> [What the task requires] Copy each line of the records that holds the string "name".

> [Task material]
╭──

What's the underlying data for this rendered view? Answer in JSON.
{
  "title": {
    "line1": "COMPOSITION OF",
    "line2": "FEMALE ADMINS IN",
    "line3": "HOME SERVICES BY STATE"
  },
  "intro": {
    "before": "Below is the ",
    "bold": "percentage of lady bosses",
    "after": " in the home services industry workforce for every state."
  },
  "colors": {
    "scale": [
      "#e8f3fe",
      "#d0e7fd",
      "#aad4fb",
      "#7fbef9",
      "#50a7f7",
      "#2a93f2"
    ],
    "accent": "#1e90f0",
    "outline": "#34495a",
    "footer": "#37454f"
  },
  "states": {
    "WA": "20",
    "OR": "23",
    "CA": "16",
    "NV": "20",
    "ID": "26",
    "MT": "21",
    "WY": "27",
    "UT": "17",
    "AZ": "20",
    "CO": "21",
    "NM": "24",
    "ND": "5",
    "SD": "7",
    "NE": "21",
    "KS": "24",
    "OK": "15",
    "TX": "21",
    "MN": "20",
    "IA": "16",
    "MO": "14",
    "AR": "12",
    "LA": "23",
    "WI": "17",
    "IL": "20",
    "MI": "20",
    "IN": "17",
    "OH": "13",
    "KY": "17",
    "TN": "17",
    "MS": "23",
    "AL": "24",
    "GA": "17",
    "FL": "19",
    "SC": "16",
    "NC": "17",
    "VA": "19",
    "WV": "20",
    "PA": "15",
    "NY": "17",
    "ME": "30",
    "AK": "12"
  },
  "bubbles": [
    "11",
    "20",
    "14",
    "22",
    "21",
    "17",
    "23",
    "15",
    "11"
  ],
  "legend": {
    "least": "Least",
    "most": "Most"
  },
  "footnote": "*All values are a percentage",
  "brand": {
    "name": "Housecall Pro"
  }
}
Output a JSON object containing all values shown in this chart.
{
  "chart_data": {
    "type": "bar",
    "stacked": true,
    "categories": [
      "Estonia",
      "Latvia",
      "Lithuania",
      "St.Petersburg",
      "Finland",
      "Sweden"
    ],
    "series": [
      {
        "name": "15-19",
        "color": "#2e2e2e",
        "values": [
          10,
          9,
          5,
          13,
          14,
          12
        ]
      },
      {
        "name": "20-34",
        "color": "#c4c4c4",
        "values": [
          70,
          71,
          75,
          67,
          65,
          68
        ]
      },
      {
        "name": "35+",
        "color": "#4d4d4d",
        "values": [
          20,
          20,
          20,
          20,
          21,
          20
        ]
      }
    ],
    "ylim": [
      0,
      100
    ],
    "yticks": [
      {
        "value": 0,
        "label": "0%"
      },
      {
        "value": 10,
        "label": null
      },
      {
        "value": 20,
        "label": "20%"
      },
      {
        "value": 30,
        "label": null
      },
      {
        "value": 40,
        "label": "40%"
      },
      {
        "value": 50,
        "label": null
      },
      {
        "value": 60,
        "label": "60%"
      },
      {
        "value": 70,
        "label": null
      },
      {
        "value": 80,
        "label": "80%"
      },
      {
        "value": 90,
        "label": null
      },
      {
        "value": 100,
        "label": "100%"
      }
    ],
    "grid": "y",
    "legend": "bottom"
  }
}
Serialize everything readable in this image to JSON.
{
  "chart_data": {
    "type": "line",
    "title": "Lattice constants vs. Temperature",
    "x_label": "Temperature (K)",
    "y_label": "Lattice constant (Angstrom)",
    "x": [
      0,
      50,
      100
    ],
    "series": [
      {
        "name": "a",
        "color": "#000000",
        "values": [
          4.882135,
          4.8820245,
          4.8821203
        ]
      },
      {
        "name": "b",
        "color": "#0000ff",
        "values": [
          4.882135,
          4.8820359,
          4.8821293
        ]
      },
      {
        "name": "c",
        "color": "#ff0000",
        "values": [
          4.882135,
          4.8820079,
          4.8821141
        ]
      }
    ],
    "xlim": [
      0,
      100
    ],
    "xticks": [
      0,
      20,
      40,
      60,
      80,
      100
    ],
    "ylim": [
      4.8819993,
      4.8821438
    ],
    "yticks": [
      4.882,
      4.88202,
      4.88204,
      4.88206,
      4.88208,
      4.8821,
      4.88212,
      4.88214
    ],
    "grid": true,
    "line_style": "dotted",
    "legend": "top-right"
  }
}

╰──

> [Answer to the task]
    "name": "Housecall Pro"
        "name": "15-19",
        "name": "20-34",
        "name": "35+",
        "name": "a",
        "name": "b",
        "name": "c",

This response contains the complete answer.